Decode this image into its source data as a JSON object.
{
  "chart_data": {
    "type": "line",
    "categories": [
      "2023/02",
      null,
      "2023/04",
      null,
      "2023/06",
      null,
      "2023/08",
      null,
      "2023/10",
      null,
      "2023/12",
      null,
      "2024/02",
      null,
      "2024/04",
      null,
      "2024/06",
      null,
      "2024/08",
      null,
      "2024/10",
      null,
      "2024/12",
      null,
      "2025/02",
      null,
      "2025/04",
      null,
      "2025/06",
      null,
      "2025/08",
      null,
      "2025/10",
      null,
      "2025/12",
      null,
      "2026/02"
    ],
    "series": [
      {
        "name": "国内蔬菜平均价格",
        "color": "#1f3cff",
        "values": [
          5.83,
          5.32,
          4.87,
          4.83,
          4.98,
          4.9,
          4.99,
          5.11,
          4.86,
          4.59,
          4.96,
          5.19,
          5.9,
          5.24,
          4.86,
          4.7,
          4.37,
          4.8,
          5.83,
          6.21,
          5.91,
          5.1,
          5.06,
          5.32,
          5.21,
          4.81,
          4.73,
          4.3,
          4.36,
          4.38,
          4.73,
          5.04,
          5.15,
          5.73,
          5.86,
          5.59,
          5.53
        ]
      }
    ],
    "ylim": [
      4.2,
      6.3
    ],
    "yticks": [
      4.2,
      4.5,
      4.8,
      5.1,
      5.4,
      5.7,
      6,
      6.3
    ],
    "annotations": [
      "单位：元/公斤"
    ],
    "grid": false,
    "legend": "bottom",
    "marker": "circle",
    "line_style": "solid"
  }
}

**YOUR OBJECTIVE**
All of the entries above must be quoted exactly.

**THE SOLUTION**
Decode this image into its source data as a JSON object.
{
  "chart_data": {
    "type": "line",
    "categories": [
      "2023/02",
      null,
      "2023/04",
      null,
      "2023/06",
      null,
      "2023/08",
      null,
      "2023/10",
      null,
      "2023/12",
      null,
      "2024/02",
      null,
      "2024/04",
      null,
      "2024/06",
      null,
      "2024/08",
      null,
      "2024/10",
      null,
      "2024/12",
      null,
      "2025/02",
      null,
      "2025/04",
      null,
      "2025/06",
      null,
      "2025/08",
      null,
      "2025/10",
      null,
      "2025/12",
      null,
      "2026/02"
    ],
    "series": [
      {
        "name": "国内蔬菜平均价格",
        "color": "#1f3cff",
        "values": [
          5.83,
          5.32,
          4.87,
          4.83,
          4.98,
          4.9,
          4.99,
          5.11,
          4.86,
          4.59,
          4.96,
          5.19,
          5.9,
          5.24,
          4.86,
          4.7,
          4.37,
          4.8,
          5.83,
          6.21,
          5.91,
          5.1,
          5.06,
          5.32,
          5.21,
          4.81,
          4.73,
          4.3,
          4.36,
          4.38,
          4.73,
          5.04,
          5.15,
          5.73,
          5.86,
          5.59,
          5.53
        ]
      }
    ],
    "ylim": [
      4.2,
      6.3
    ],
    "yticks": [
      4.2,
      4.5,
      4.8,
      5.1,
      5.4,
      5.7,
      6,
      6.3
    ],
    "annotations": [
      "单位：元/公斤"
    ],
    "grid": false,
    "legend": "bottom",
    "marker": "circle",
    "line_style": "solid"
  }
}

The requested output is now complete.